• Aim 1:
For each statement about the thread on Gnuradio locking up, say yes or no according to the thread, and quote the words that decide it. (a) With the single threaded scheduler, the app ran without overruns. (b) Unlocking the flow graph creates an entirely new scheduler. (c) wait() is named as a good candidate for the cause of lockups.

• Selection:
*****
Gnuradio locking up

mattmcswain · November 23, 2011, 4:22am

On Tue, Nov 22, 2011 at 11:28 AM, Philip B.
[email protected]wrote:

You can use the single threaded scheduler by setting an environment
variable:

export GR_SCHEDULER=STS

Gave this a shot; app runs for a while (at 100% CPU with quite a few
overruns) then segfaults…
[20077.594080] python[16760]: segfault at 8 ip b7478dc4 sp a862c09c
error 6
in libc-2.11.1.so[b741c000+153000]
and
[21548.361453] python[15672]: segfault at 0 ip b74b9330 sp a9b6f0e0
error 4
in libc-2.11.1.so[b745a000+153000]

mattmcswain · November 22, 2011, 7:38pm

Just so y’all know what lock/unlock is doing:

When you unlock the flow graph it basically interrupts and joins all
scheduler threads. Then it creates an entirely new scheduler.

wait() is a good candidate for the cause of lockups, that is,
interrupted threads are not exiting. This may be a sign of a bug in a
particular block’s work function.

Now, if you are seeing crashing, that may be the result of a interrupted
block not cleaning itself up properly to be called by work again:
hanging onto old memory, not resetting state variables…

It may be a useful test to not lock/unlock, but to stop/wait/start and
see where the flow graph breaks down.
*****
• Aim 2:
Quote the lines of the records from the one containing "x-tick-label: 140 xyxy=(486,666,513,683)" through the one containing "data-point xyxy=(581,299,598,315)", both included.

[Excerpts from a layout annotation set]
*****
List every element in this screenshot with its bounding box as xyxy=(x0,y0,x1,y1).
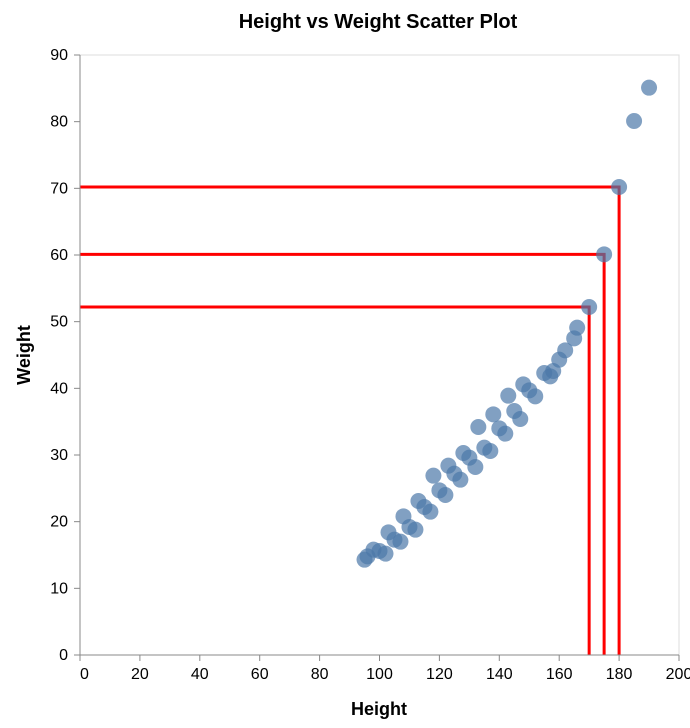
x-tick-label: 140 xyxy=(486,666,513,683)
x-tick-label: 80 xyxy=(311,666,329,683)
y-tick-label: 80 xyxy=(50,114,68,131)
x-tick-label: 20 xyxy=(131,666,149,683)
x-tick-label: 40 xyxy=(191,666,209,683)
x-tick-label: 160 xyxy=(546,666,573,683)
data-point xyxy=(626,113,643,129)
y-tick-label: 50 xyxy=(50,314,68,331)
x-tick-label: 60 xyxy=(251,666,269,683)
data-point xyxy=(452,471,469,488)
data-point xyxy=(422,503,439,520)
data-point xyxy=(470,419,487,435)
y-tick-label: 60 xyxy=(50,247,68,264)
data-point xyxy=(527,388,544,405)
y-tick-label: 0 xyxy=(59,647,68,664)
x-tick-label: 180 xyxy=(606,666,633,683)
reference-line xyxy=(80,185,621,655)
chart-title: Height vs Weight Scatter Plot xyxy=(239,11,518,33)
reference-line xyxy=(80,252,606,655)
data-point xyxy=(377,545,394,562)
y-tick-label: 10 xyxy=(50,580,68,597)
x-tick-label: 100 xyxy=(366,666,393,683)
data-point xyxy=(596,246,613,263)
y-tick-label: 40 xyxy=(50,380,68,397)
y-axis-title: Weight xyxy=(14,325,34,385)
y-tick-label: 30 xyxy=(50,447,68,464)
data-point xyxy=(497,425,514,442)
reference-lines xyxy=(80,185,621,655)
y-axis: 0 10 20 30 40 50 60 70 80 90 xyxy=(50,47,81,664)
y-tick-label: 70 xyxy=(50,180,68,197)
x-tick-label: 200 xyxy=(666,666,690,683)
data-point xyxy=(425,467,442,484)
data-point xyxy=(485,406,502,423)
data-point xyxy=(581,299,598,315)
data-point xyxy=(557,342,574,359)
data-point xyxy=(437,487,454,503)
data-point xyxy=(407,521,424,538)
data-point xyxy=(641,79,658,96)
x-tick-label: 0 xyxy=(80,666,89,683)
data-point xyxy=(500,387,517,404)
data-point xyxy=(392,533,409,550)
data-point xyxy=(611,179,628,195)
reference-line xyxy=(80,305,591,655)
x-axis: 0 20 40 60 80 100 120 140 160 180 200 xyxy=(79,654,690,683)
data-point xyxy=(512,411,529,427)
data-points xyxy=(356,79,658,568)
data-point xyxy=(467,459,484,475)
data-point xyxy=(569,319,586,336)
y-tick-label: 90 xyxy=(50,47,68,64)
y-tick-label: 20 xyxy=(50,514,68,531)
data-point xyxy=(482,443,499,459)
x-tick-label: 120 xyxy=(426,666,453,683)
x-axis-title: Height xyxy=(351,699,407,719)
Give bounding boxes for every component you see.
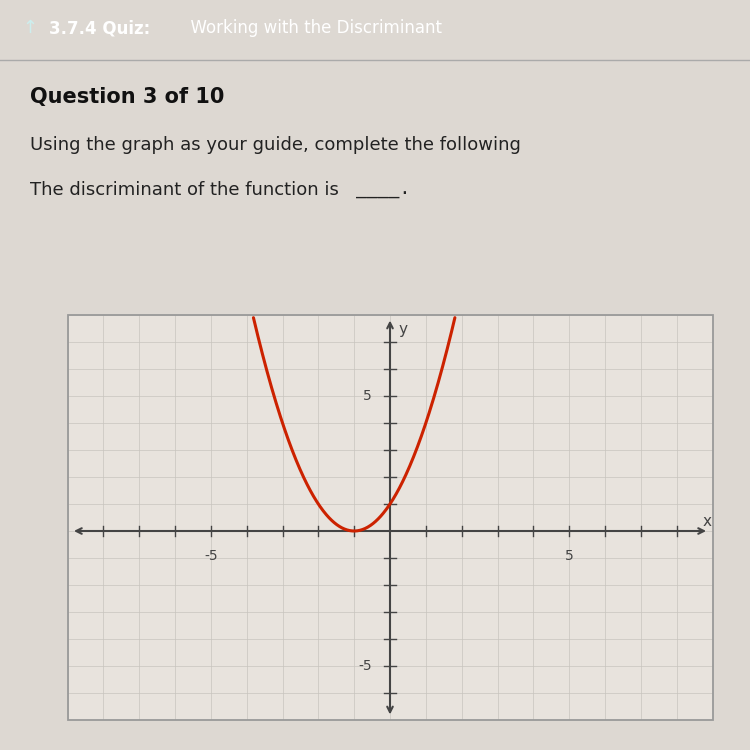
Text: ____.: ____. — [356, 182, 411, 200]
Text: 5: 5 — [363, 389, 372, 403]
Text: -5: -5 — [204, 548, 218, 562]
Text: Question 3 of 10: Question 3 of 10 — [30, 88, 224, 107]
Text: y: y — [398, 322, 407, 337]
Text: 3.7.4 Quiz:: 3.7.4 Quiz: — [49, 20, 150, 37]
Text: Working with the Discriminant: Working with the Discriminant — [180, 20, 442, 37]
Text: Using the graph as your guide, complete the following: Using the graph as your guide, complete … — [30, 136, 520, 154]
Text: -5: -5 — [358, 659, 372, 673]
Text: 5: 5 — [565, 548, 574, 562]
Text: The discriminant of the function is: The discriminant of the function is — [30, 182, 344, 200]
Text: ↑: ↑ — [22, 20, 38, 37]
Text: x: x — [703, 514, 712, 529]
*****
• Task answer 1:
(a) No: "app runs for a while (at 100% CPU with quite a few overruns) then segfaults…"
(b) Yes: "Then it creates an entirely new scheduler."
(c) Yes: "wait() is a good candidate for the cause of lockups"

• Task answer 2:
x-tick-label: 140 xyxy=(486,666,513,683)
x-tick-label: 80 xyxy=(311,666,329,683)
y-tick-label: 80 xyxy=(50,114,68,131)
x-tick-label: 20 xyxy=(131,666,149,683)
x-tick-label: 40 xyxy=(191,666,209,683)
x-tick-label: 160 xyxy=(546,666,573,683)
data-point xyxy=(626,113,643,129)
y-tick-label: 50 xyxy=(50,314,68,331)
x-tick-label: 60 xyxy=(251,666,269,683)
data-point xyxy=(452,471,469,488)
data-point xyxy=(422,503,439,520)
data-point xyxy=(470,419,487,435)
y-tick-label: 60 xyxy=(50,247,68,264)
data-point xyxy=(527,388,544,405)
y-tick-label: 0 xyxy=(59,647,68,664)
x-tick-label: 180 xyxy=(606,666,633,683)
reference-line xyxy=(80,185,621,655)
chart-title: Height vs Weight Scatter Plot xyxy=(239,11,518,33)
reference-line xyxy=(80,252,606,655)
data-point xyxy=(377,545,394,562)
y-tick-label: 10 xyxy=(50,580,68,597)
x-tick-label: 100 xyxy=(366,666,393,683)
data-point xyxy=(596,246,613,263)
y-tick-label: 40 xyxy=(50,380,68,397)
y-axis-title: Weight xyxy=(14,325,34,385)
y-tick-label: 30 xyxy=(50,447,68,464)
data-point xyxy=(497,425,514,442)
reference-lines xyxy=(80,185,621,655)
y-axis: 0 10 20 30 40 50 60 70 80 90 xyxy=(50,47,81,664)
y-tick-label: 70 xyxy=(50,180,68,197)
x-tick-label: 200 xyxy=(666,666,690,683)
data-point xyxy=(425,467,442,484)
data-point xyxy=(485,406,502,423)
data-point xyxy=(581,299,598,315)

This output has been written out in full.